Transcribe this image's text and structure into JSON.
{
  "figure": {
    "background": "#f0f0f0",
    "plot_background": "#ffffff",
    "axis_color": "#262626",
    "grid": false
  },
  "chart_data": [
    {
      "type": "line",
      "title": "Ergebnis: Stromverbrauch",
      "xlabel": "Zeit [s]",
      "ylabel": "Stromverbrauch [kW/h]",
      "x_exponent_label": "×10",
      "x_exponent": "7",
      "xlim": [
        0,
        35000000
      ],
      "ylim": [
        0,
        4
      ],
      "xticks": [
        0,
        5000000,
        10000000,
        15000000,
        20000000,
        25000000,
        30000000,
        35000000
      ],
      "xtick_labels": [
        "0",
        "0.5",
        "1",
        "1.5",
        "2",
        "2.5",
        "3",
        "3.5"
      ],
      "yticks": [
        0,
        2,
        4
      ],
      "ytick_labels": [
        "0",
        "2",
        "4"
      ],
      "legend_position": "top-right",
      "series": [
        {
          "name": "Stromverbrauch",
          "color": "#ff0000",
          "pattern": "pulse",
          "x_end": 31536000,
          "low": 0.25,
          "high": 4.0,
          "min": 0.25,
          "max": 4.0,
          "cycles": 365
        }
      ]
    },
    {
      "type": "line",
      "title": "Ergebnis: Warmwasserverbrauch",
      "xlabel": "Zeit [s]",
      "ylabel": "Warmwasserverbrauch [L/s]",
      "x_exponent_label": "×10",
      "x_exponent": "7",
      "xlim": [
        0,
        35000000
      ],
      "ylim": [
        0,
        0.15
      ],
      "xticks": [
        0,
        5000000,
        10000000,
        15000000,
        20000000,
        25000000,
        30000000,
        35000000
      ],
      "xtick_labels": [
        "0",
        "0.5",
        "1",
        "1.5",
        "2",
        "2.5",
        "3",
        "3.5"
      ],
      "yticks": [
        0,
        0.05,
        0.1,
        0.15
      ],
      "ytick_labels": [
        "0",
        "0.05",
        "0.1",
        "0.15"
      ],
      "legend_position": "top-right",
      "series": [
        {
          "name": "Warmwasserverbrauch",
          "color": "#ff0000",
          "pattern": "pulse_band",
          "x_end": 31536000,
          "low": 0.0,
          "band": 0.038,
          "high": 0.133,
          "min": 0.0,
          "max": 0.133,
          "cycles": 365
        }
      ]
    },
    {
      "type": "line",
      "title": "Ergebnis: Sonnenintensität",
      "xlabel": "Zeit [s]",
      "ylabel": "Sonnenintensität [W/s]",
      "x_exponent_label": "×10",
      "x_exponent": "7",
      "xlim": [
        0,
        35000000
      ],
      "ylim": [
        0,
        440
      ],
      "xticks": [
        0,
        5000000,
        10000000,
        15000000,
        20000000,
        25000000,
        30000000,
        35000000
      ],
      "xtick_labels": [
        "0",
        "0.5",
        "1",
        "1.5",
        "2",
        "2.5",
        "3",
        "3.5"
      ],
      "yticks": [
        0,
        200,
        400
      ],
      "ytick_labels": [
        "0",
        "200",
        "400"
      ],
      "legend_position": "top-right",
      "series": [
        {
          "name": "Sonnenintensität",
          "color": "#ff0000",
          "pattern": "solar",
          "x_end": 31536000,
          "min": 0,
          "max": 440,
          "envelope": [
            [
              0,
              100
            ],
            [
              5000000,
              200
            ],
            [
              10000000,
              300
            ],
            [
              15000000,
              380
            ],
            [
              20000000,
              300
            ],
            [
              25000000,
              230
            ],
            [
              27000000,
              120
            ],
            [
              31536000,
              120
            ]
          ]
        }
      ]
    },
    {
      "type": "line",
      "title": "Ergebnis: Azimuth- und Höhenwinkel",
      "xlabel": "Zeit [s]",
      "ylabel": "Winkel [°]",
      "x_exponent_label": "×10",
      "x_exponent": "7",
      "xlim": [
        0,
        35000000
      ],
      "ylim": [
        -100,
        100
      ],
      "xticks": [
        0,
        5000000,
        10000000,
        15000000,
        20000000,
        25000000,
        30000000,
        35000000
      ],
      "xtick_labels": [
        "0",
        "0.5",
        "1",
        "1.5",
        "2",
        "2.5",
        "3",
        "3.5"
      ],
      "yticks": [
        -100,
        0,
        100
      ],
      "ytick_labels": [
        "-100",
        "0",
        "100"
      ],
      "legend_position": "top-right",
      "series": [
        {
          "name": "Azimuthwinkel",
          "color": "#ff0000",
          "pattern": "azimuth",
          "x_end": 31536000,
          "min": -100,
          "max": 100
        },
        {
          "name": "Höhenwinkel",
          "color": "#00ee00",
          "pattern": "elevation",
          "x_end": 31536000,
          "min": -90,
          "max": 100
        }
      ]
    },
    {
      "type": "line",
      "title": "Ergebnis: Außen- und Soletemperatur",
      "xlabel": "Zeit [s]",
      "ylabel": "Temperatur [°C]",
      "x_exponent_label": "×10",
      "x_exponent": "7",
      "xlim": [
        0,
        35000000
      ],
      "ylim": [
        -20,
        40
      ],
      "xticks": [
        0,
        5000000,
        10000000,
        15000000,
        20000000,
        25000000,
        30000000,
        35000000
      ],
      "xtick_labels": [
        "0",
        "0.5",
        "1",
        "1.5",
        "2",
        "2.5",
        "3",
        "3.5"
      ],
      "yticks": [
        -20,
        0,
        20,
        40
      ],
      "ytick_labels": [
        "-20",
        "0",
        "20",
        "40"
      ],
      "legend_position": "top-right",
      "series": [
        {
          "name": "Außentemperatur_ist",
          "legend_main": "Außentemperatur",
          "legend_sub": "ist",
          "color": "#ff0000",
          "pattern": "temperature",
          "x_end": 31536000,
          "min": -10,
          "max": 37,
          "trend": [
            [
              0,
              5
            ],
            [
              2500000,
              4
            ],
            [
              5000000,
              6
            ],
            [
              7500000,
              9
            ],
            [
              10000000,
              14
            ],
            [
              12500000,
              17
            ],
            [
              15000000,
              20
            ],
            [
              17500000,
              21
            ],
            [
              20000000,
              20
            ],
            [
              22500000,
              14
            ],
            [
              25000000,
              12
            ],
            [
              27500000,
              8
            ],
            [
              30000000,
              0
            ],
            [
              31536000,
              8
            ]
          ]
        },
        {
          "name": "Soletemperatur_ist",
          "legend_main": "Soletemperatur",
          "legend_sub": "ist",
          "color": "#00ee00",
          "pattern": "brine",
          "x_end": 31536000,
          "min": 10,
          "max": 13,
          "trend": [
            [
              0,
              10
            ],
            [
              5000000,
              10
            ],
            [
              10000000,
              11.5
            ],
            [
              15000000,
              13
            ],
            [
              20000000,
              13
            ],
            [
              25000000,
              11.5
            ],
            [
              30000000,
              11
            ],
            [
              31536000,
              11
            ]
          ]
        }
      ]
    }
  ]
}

● WORK TO COMPLETE:
Copy each line of the records above that carries the word "Höhenwinkel".

● FULL RESPONSE:
      "title": "Ergebnis: Azimuth- und Höhenwinkel",
          "name": "Höhenwinkel",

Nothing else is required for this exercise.